- **Task statement**: Restate each entry word for word, leaving nothing out.

- **Data for this task**:
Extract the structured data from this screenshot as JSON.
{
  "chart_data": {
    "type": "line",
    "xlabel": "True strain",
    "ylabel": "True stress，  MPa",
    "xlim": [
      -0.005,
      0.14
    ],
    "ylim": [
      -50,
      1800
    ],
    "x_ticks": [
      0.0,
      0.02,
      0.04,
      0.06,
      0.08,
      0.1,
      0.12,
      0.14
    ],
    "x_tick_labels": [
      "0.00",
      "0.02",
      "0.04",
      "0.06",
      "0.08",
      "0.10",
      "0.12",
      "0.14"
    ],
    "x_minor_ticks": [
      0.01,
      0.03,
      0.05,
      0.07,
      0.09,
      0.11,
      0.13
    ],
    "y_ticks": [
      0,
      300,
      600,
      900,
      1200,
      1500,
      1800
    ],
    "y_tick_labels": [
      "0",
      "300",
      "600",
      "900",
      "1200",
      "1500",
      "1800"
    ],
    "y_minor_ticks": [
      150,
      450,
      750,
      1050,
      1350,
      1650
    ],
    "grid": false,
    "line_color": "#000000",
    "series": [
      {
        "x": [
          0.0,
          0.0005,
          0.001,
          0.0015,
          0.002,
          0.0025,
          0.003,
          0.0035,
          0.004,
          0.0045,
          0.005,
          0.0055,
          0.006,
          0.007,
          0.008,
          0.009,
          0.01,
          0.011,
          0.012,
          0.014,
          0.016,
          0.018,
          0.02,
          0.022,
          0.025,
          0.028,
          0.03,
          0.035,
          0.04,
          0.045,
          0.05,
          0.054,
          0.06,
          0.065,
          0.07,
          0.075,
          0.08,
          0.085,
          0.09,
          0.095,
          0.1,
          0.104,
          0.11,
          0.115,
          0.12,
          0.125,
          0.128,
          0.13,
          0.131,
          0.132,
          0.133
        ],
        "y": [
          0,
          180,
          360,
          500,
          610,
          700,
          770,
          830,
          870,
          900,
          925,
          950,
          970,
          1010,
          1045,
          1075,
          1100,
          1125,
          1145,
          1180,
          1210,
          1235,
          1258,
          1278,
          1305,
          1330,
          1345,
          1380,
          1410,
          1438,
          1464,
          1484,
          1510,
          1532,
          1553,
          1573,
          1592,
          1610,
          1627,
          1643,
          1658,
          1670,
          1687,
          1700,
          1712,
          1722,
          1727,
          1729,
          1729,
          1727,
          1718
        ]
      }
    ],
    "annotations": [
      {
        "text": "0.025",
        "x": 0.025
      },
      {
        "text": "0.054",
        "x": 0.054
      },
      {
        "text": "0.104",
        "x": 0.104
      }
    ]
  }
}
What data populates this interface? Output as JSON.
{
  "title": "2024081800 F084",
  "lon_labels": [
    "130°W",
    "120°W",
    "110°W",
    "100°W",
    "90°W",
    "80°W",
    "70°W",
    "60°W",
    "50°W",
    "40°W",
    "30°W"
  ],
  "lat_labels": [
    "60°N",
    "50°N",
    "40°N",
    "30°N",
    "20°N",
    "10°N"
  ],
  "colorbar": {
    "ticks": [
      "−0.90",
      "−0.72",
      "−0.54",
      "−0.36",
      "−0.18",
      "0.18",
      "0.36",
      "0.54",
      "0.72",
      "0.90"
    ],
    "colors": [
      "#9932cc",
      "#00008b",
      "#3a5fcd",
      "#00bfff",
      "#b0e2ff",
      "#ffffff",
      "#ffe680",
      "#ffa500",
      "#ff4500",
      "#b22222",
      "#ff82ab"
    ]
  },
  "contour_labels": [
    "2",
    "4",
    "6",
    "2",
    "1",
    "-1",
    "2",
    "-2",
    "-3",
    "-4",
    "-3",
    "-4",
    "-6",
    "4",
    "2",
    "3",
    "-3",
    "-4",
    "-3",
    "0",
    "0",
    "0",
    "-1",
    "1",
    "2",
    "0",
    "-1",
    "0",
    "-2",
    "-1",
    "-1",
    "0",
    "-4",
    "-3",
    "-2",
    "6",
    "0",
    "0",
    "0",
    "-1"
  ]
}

- **Solution**:
Extract the structured data from this screenshot as JSON.
{
  "chart_data": {
    "type": "line",
    "xlabel": "True strain",
    "ylabel": "True stress，  MPa",
    "xlim": [
      -0.005,
      0.14
    ],
    "ylim": [
      -50,
      1800
    ],
    "x_ticks": [
      0.0,
      0.02,
      0.04,
      0.06,
      0.08,
      0.1,
      0.12,
      0.14
    ],
    "x_tick_labels": [
      "0.00",
      "0.02",
      "0.04",
      "0.06",
      "0.08",
      "0.10",
      "0.12",
      "0.14"
    ],
    "x_minor_ticks": [
      0.01,
      0.03,
      0.05,
      0.07,
      0.09,
      0.11,
      0.13
    ],
    "y_ticks": [
      0,
      300,
      600,
      900,
      1200,
      1500,
      1800
    ],
    "y_tick_labels": [
      "0",
      "300",
      "600",
      "900",
      "1200",
      "1500",
      "1800"
    ],
    "y_minor_ticks": [
      150,
      450,
      750,
      1050,
      1350,
      1650
    ],
    "grid": false,
    "line_color": "#000000",
    "series": [
      {
        "x": [
          0.0,
          0.0005,
          0.001,
          0.0015,
          0.002,
          0.0025,
          0.003,
          0.0035,
          0.004,
          0.0045,
          0.005,
          0.0055,
          0.006,
          0.007,
          0.008,
          0.009,
          0.01,
          0.011,
          0.012,
          0.014,
          0.016,
          0.018,
          0.02,
          0.022,
          0.025,
          0.028,
          0.03,
          0.035,
          0.04,
          0.045,
          0.05,
          0.054,
          0.06,
          0.065,
          0.07,
          0.075,
          0.08,
          0.085,
          0.09,
          0.095,
          0.1,
          0.104,
          0.11,
          0.115,
          0.12,
          0.125,
          0.128,
          0.13,
          0.131,
          0.132,
          0.133
        ],
        "y": [
          0,
          180,
          360,
          500,
          610,
          700,
          770,
          830,
          870,
          900,
          925,
          950,
          970,
          1010,
          1045,
          1075,
          1100,
          1125,
          1145,
          1180,
          1210,
          1235,
          1258,
          1278,
          1305,
          1330,
          1345,
          1380,
          1410,
          1438,
          1464,
          1484,
          1510,
          1532,
          1553,
          1573,
          1592,
          1610,
          1627,
          1643,
          1658,
          1670,
          1687,
          1700,
          1712,
          1722,
          1727,
          1729,
          1729,
          1727,
          1718
        ]
      }
    ],
    "annotations": [
      {
        "text": "0.025",
        "x": 0.025
      },
      {
        "text": "0.054",
        "x": 0.054
      },
      {
        "text": "0.104",
        "x": 0.104
      }
    ]
  }
}
What data populates this interface? Output as JSON.
{
  "title": "2024081800 F084",
  "lon_labels": [
    "130°W",
    "120°W",
    "110°W",
    "100°W",
    "90°W",
    "80°W",
    "70°W",
    "60°W",
    "50°W",
    "40°W",
    "30°W"
  ],
  "lat_labels": [
    "60°N",
    "50°N",
    "40°N",
    "30°N",
    "20°N",
    "10°N"
  ],
  "colorbar": {
    "ticks": [
      "−0.90",
      "−0.72",
      "−0.54",
      "−0.36",
      "−0.18",
      "0.18",
      "0.36",
      "0.54",
      "0.72",
      "0.90"
    ],
    "colors": [
      "#9932cc",
      "#00008b",
      "#3a5fcd",
      "#00bfff",
      "#b0e2ff",
      "#ffffff",
      "#ffe680",
      "#ffa500",
      "#ff4500",
      "#b22222",
      "#ff82ab"
    ]
  },
  "contour_labels": [
    "2",
    "4",
    "6",
    "2",
    "1",
    "-1",
    "2",
    "-2",
    "-3",
    "-4",
    "-3",
    "-4",
    "-6",
    "4",
    "2",
    "3",
    "-3",
    "-4",
    "-3",
    "0",
    "0",
    "0",
    "-1",
    "1",
    "2",
    "0",
    "-1",
    "0",
    "-2",
    "-1",
    "-1",
    "0",
    "-4",
    "-3",
    "-2",
    "6",
    "0",
    "0",
    "0",
    "-1"
  ]
}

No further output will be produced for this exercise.